• ROWS:

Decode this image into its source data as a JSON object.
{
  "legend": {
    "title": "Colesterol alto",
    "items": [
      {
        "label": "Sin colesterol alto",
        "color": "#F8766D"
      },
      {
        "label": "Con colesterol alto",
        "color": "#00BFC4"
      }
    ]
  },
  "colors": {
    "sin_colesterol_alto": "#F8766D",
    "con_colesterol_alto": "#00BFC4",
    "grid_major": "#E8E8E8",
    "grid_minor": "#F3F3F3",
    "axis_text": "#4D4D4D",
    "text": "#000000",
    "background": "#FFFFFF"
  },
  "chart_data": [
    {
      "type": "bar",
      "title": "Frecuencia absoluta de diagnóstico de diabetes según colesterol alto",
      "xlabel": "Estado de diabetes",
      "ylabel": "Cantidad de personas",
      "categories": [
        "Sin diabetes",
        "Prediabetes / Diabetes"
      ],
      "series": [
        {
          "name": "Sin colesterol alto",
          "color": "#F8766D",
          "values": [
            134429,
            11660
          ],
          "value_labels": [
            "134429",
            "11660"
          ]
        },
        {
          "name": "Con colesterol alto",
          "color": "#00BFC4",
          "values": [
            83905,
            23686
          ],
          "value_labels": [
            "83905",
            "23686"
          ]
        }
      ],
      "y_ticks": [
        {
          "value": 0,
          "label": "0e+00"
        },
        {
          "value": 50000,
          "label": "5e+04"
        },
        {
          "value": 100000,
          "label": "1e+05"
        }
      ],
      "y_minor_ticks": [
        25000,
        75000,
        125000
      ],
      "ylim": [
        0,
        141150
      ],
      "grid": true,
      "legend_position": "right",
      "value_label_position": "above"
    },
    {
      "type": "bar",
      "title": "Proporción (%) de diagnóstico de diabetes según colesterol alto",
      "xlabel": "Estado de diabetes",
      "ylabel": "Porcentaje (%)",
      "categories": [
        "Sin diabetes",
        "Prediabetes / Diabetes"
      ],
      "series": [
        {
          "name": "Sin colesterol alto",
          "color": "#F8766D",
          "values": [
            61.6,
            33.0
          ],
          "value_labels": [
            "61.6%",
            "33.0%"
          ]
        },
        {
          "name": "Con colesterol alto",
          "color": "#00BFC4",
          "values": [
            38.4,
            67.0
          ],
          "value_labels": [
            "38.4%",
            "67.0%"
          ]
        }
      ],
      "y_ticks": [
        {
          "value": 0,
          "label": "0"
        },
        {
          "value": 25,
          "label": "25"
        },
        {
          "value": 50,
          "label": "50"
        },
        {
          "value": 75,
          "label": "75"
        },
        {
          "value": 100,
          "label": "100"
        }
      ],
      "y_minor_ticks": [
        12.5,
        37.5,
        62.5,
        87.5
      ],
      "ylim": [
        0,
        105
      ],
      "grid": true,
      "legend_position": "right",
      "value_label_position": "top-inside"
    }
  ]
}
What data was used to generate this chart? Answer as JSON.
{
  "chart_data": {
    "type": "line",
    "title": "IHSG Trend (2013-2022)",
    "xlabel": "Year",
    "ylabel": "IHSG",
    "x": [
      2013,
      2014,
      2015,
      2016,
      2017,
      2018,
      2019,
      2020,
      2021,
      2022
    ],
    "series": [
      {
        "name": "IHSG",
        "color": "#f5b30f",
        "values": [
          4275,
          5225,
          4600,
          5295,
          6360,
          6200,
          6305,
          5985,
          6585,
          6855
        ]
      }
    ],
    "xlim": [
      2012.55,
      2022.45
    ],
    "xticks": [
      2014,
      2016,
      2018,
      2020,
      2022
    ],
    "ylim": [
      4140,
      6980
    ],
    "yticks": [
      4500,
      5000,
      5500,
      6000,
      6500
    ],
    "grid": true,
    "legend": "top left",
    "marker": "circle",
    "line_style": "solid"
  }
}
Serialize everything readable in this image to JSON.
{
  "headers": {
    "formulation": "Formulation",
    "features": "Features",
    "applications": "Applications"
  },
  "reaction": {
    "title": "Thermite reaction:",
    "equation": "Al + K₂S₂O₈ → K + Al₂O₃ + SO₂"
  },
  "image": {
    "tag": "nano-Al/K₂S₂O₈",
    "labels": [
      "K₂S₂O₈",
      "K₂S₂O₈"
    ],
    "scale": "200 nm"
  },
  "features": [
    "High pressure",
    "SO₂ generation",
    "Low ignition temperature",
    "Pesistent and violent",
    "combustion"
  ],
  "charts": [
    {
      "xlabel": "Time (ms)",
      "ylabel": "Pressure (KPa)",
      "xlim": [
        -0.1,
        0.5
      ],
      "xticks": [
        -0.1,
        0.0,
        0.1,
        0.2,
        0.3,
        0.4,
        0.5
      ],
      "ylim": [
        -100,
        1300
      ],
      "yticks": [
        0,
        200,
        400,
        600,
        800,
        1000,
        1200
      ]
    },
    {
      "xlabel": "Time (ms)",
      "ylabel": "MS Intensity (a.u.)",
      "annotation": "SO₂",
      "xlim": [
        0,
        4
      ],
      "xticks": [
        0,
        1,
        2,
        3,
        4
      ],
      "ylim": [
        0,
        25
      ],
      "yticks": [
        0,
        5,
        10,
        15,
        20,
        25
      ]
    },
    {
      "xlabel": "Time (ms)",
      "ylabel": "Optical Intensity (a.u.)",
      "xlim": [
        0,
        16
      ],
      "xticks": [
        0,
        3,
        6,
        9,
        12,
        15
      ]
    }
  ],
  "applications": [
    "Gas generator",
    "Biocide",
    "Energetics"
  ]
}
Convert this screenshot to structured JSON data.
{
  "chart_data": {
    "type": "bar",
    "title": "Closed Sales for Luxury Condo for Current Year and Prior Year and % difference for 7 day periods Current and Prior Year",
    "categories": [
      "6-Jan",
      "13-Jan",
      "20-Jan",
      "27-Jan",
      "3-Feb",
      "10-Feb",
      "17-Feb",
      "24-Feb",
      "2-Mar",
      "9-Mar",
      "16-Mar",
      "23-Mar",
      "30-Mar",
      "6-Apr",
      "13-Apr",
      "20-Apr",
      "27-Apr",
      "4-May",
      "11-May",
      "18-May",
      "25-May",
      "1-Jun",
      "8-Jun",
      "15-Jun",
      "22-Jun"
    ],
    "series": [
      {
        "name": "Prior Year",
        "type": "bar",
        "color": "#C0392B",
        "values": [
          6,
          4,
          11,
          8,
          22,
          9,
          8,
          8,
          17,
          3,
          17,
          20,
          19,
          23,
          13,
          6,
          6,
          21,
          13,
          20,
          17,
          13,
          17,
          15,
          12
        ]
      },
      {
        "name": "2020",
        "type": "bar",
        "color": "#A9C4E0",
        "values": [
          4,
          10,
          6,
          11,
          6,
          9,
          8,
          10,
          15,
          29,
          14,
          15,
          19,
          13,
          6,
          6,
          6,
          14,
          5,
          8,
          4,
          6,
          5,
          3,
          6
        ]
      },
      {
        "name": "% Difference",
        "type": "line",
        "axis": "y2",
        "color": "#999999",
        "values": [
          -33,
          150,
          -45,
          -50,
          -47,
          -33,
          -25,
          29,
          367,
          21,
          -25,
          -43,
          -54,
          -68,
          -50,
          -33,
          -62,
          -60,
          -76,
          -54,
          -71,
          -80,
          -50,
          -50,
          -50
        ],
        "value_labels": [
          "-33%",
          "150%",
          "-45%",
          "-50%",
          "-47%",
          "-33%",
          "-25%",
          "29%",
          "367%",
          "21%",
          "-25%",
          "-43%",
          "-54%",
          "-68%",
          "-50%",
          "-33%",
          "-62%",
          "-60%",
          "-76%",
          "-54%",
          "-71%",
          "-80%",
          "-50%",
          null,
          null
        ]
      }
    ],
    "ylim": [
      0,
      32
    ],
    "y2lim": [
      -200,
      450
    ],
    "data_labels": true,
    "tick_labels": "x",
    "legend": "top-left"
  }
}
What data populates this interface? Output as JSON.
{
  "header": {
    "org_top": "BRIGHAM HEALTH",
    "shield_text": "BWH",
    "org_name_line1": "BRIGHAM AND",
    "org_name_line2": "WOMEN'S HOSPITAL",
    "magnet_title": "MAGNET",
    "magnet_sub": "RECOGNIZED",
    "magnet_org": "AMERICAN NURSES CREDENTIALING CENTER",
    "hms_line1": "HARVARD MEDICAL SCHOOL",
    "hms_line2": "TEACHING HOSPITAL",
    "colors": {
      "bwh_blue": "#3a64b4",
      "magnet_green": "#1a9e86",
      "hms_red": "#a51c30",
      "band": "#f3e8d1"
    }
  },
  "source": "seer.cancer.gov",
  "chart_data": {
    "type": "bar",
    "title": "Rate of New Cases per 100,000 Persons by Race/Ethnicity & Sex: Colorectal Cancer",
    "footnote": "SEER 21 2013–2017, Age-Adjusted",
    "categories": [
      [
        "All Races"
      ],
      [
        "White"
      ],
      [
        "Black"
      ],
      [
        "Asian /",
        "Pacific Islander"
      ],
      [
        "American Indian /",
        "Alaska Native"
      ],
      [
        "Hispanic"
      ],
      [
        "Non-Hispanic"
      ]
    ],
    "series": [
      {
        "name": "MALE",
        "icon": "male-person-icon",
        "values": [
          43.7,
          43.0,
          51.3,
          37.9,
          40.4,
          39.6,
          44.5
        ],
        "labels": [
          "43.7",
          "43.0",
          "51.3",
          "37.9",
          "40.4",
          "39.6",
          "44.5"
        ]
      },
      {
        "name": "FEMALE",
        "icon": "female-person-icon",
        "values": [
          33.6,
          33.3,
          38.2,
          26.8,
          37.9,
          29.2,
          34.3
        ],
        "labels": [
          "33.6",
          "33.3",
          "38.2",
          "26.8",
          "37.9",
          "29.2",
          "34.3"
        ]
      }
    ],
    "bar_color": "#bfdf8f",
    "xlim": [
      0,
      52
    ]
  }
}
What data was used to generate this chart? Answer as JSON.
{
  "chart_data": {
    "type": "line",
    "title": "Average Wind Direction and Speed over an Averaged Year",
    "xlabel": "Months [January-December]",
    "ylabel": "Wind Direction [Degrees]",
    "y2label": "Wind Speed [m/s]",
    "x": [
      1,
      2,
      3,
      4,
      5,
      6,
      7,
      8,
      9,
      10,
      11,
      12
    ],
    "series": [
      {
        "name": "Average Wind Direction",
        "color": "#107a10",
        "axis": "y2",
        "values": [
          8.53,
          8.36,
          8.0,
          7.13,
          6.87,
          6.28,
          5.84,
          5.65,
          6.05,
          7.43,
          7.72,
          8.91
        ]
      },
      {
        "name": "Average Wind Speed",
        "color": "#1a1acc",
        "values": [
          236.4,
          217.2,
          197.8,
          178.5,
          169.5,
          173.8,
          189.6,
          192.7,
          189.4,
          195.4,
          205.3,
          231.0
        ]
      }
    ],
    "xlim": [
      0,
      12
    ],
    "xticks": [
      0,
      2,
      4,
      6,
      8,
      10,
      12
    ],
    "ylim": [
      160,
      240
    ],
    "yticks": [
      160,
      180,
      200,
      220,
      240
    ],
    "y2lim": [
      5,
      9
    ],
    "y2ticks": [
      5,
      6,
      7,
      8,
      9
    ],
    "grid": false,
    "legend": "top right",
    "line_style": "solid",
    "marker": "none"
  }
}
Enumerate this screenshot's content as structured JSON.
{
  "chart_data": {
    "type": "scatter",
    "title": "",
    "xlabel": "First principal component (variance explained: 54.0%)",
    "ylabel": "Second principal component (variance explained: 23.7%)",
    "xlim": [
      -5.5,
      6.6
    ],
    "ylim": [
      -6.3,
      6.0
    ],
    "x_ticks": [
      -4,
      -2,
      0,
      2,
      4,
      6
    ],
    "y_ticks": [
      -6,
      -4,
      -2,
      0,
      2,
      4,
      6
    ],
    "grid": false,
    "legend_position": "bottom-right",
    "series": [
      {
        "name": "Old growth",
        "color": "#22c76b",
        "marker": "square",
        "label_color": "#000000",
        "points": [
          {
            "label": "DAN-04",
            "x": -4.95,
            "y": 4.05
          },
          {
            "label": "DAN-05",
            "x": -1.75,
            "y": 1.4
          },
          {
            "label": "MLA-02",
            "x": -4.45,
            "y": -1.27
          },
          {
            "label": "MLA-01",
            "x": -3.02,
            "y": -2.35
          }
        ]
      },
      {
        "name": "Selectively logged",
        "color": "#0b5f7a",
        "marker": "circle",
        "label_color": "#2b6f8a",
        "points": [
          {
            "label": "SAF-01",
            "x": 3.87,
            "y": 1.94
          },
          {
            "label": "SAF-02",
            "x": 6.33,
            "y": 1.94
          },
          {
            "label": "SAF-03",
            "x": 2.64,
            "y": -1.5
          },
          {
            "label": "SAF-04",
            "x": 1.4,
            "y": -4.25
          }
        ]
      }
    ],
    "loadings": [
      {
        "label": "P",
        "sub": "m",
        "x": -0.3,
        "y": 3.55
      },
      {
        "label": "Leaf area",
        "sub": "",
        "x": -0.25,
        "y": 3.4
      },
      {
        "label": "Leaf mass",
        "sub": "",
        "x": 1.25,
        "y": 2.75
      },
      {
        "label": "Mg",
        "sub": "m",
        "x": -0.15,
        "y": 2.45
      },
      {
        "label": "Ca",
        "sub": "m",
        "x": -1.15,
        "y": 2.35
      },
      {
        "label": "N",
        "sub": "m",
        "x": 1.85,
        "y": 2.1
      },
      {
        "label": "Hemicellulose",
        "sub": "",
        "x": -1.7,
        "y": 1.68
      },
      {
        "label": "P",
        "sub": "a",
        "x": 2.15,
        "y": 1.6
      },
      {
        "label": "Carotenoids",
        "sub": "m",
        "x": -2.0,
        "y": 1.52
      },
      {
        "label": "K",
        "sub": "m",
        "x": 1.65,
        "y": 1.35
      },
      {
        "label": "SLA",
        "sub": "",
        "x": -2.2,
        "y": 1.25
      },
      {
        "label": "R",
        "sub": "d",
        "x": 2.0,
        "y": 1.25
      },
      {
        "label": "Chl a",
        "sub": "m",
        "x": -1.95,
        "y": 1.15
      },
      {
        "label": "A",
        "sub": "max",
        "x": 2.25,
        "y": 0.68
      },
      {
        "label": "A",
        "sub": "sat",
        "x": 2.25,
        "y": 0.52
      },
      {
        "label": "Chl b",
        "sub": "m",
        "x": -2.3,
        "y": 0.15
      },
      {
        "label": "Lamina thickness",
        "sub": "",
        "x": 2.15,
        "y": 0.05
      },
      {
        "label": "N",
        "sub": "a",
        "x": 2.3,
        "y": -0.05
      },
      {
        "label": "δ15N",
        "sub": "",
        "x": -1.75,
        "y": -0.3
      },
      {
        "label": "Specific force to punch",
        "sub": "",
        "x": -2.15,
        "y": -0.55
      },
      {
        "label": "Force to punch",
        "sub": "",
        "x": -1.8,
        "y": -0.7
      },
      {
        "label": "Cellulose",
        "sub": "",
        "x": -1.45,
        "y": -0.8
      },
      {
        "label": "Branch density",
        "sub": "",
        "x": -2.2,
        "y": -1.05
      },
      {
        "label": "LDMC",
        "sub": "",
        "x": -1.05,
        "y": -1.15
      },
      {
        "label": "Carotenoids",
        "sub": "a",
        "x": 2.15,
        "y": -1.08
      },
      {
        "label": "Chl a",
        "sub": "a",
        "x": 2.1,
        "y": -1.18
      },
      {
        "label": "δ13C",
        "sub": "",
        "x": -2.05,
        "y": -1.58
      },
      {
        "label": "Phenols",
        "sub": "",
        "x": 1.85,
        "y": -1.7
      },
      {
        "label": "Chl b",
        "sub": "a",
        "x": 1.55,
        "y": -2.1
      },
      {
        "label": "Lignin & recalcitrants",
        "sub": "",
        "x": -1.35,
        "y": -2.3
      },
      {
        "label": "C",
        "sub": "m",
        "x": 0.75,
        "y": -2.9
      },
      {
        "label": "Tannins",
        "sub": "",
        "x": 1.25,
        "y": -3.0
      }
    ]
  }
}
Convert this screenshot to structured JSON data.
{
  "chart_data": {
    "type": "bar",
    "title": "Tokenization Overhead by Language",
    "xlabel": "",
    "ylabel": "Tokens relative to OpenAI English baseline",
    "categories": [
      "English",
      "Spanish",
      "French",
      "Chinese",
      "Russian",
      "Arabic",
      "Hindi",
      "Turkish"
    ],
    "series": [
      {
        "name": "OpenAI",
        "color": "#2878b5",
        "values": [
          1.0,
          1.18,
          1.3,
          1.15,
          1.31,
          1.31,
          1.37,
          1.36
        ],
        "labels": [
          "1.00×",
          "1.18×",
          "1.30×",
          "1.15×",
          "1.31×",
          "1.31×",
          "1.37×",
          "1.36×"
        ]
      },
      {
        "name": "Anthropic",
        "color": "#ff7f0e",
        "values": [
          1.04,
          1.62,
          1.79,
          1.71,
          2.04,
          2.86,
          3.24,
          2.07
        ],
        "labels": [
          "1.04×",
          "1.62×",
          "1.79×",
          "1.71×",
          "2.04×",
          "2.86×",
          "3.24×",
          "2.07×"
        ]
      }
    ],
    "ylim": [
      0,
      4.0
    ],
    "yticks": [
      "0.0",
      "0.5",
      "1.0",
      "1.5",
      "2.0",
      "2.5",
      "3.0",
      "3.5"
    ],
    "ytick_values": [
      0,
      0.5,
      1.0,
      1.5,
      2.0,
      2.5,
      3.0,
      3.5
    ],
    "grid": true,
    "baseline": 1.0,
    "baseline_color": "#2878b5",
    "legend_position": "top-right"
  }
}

• EXERCISE TASK:
Out of the preceding entries, pull every line containing the string "variance".

• RIGHT ANSWER:
    "xlabel": "First principal component (variance explained: 54.0%)",
    "ylabel": "Second principal component (variance explained: 23.7%)",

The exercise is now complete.